▶ _ABOUT THIS EXERCISE_
Write the records out again. Match them exactly.

▶ _MATERIAL PROVIDED_
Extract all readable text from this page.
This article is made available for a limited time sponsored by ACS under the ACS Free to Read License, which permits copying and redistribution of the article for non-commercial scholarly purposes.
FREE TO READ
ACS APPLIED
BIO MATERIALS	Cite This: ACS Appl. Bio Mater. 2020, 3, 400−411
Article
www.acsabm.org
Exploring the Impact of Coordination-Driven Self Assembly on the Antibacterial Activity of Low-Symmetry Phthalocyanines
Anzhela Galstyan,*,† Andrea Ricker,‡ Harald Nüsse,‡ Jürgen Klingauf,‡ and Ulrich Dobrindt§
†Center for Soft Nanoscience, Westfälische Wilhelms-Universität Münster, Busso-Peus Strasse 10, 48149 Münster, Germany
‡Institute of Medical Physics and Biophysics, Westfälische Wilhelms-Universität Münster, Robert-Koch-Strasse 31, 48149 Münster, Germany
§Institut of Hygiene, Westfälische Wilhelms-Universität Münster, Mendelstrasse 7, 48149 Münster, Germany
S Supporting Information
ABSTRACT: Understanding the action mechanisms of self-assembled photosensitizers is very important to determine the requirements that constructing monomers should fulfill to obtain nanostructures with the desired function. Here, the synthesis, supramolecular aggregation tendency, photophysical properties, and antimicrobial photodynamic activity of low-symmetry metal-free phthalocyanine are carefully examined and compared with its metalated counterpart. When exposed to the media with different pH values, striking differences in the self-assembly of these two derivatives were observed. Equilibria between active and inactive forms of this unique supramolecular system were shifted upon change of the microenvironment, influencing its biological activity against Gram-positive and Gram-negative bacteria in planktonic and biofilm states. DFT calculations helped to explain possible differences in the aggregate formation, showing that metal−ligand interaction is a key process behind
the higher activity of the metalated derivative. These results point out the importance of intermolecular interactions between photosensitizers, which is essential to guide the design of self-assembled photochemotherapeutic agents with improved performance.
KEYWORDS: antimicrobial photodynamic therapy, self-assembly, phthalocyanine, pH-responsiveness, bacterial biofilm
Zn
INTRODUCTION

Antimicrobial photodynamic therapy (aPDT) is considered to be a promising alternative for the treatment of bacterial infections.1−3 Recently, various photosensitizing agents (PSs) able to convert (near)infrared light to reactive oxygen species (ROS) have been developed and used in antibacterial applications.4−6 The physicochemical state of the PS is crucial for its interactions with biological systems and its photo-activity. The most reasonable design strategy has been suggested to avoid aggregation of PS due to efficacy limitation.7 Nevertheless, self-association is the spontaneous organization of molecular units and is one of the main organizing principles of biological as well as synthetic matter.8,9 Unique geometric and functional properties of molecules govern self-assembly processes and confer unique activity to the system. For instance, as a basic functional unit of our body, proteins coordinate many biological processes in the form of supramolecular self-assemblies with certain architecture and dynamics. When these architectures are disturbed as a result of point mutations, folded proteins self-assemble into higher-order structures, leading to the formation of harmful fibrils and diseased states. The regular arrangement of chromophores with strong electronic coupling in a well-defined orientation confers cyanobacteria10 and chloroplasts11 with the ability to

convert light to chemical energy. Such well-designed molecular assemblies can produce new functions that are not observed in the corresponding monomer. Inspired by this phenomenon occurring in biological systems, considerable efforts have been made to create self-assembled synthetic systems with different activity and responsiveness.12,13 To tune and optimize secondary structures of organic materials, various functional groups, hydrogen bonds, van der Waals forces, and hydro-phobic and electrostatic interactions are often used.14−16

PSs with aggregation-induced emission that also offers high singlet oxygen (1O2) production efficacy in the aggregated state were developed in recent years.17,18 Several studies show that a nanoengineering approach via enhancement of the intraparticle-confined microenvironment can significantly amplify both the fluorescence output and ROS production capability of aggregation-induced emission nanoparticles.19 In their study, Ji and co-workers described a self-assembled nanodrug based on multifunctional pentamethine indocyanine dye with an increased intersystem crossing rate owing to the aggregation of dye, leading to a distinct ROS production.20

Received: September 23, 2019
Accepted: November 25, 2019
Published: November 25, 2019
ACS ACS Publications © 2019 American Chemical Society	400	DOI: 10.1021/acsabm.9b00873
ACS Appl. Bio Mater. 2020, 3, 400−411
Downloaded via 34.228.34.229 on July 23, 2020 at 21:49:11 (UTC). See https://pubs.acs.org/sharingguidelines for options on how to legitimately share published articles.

▶ _ANSWER TO THE PROBLEM_
Extract all readable text from this page.
This article is made available for a limited time sponsored by ACS under the ACS Free to Read License, which permits copying and redistribution of the article for non-commercial scholarly purposes.
FREE TO READ
ACS APPLIED
BIO MATERIALS	Cite This: ACS Appl. Bio Mater. 2020, 3, 400−411
Article
www.acsabm.org
Exploring the Impact of Coordination-Driven Self Assembly on the Antibacterial Activity of Low-Symmetry Phthalocyanines
Anzhela Galstyan,*,† Andrea Ricker,‡ Harald Nüsse,‡ Jürgen Klingauf,‡ and Ulrich Dobrindt§
†Center for Soft Nanoscience, Westfälische Wilhelms-Universität Münster, Busso-Peus Strasse 10, 48149 Münster, Germany
‡Institute of Medical Physics and Biophysics, Westfälische Wilhelms-Universität Münster, Robert-Koch-Strasse 31, 48149 Münster, Germany
§Institut of Hygiene, Westfälische Wilhelms-Universität Münster, Mendelstrasse 7, 48149 Münster, Germany
S Supporting Information
ABSTRACT: Understanding the action mechanisms of self-assembled photosensitizers is very important to determine the requirements that constructing monomers should fulfill to obtain nanostructures with the desired function. Here, the synthesis, supramolecular aggregation tendency, photophysical properties, and antimicrobial photodynamic activity of low-symmetry metal-free phthalocyanine are carefully examined and compared with its metalated counterpart. When exposed to the media with different pH values, striking differences in the self-assembly of these two derivatives were observed. Equilibria between active and inactive forms of this unique supramolecular system were shifted upon change of the microenvironment, influencing its biological activity against Gram-positive and Gram-negative bacteria in planktonic and biofilm states. DFT calculations helped to explain possible differences in the aggregate formation, showing that metal−ligand interaction is a key process behind
the higher activity of the metalated derivative. These results point out the importance of intermolecular interactions between photosensitizers, which is essential to guide the design of self-assembled photochemotherapeutic agents with improved performance.
KEYWORDS: antimicrobial photodynamic therapy, self-assembly, phthalocyanine, pH-responsiveness, bacterial biofilm
Zn
INTRODUCTION

Antimicrobial photodynamic therapy (aPDT) is considered to be a promising alternative for the treatment of bacterial infections.1−3 Recently, various photosensitizing agents (PSs) able to convert (near)infrared light to reactive oxygen species (ROS) have been developed and used in antibacterial applications.4−6 The physicochemical state of the PS is crucial for its interactions with biological systems and its photo-activity. The most reasonable design strategy has been suggested to avoid aggregation of PS due to efficacy limitation.7 Nevertheless, self-association is the spontaneous organization of molecular units and is one of the main organizing principles of biological as well as synthetic matter.8,9 Unique geometric and functional properties of molecules govern self-assembly processes and confer unique activity to the system. For instance, as a basic functional unit of our body, proteins coordinate many biological processes in the form of supramolecular self-assemblies with certain architecture and dynamics. When these architectures are disturbed as a result of point mutations, folded proteins self-assemble into higher-order structures, leading to the formation of harmful fibrils and diseased states. The regular arrangement of chromophores with strong electronic coupling in a well-defined orientation confers cyanobacteria10 and chloroplasts11 with the ability to

convert light to chemical energy. Such well-designed molecular assemblies can produce new functions that are not observed in the corresponding monomer. Inspired by this phenomenon occurring in biological systems, considerable efforts have been made to create self-assembled synthetic systems with different activity and responsiveness.12,13 To tune and optimize secondary structures of organic materials, various functional groups, hydrogen bonds, van der Waals forces, and hydro-phobic and electrostatic interactions are often used.14−16

PSs with aggregation-induced emission that also offers high singlet oxygen (1O2) production efficacy in the aggregated state were developed in recent years.17,18 Several studies show that a nanoengineering approach via enhancement of the intraparticle-confined microenvironment can significantly amplify both the fluorescence output and ROS production capability of aggregation-induced emission nanoparticles.19 In their study, Ji and co-workers described a self-assembled nanodrug based on multifunctional pentamethine indocyanine dye with an increased intersystem crossing rate owing to the aggregation of dye, leading to a distinct ROS production.20

Received: September 23, 2019
Accepted: November 25, 2019
Published: November 25, 2019
ACS ACS Publications © 2019 American Chemical Society	400	DOI: 10.1021/acsabm.9b00873
ACS Appl. Bio Mater. 2020, 3, 400−411
Downloaded via 34.228.34.229 on July 23, 2020 at 21:49:11 (UTC). See https://pubs.acs.org/sharingguidelines for options on how to legitimately share published articles.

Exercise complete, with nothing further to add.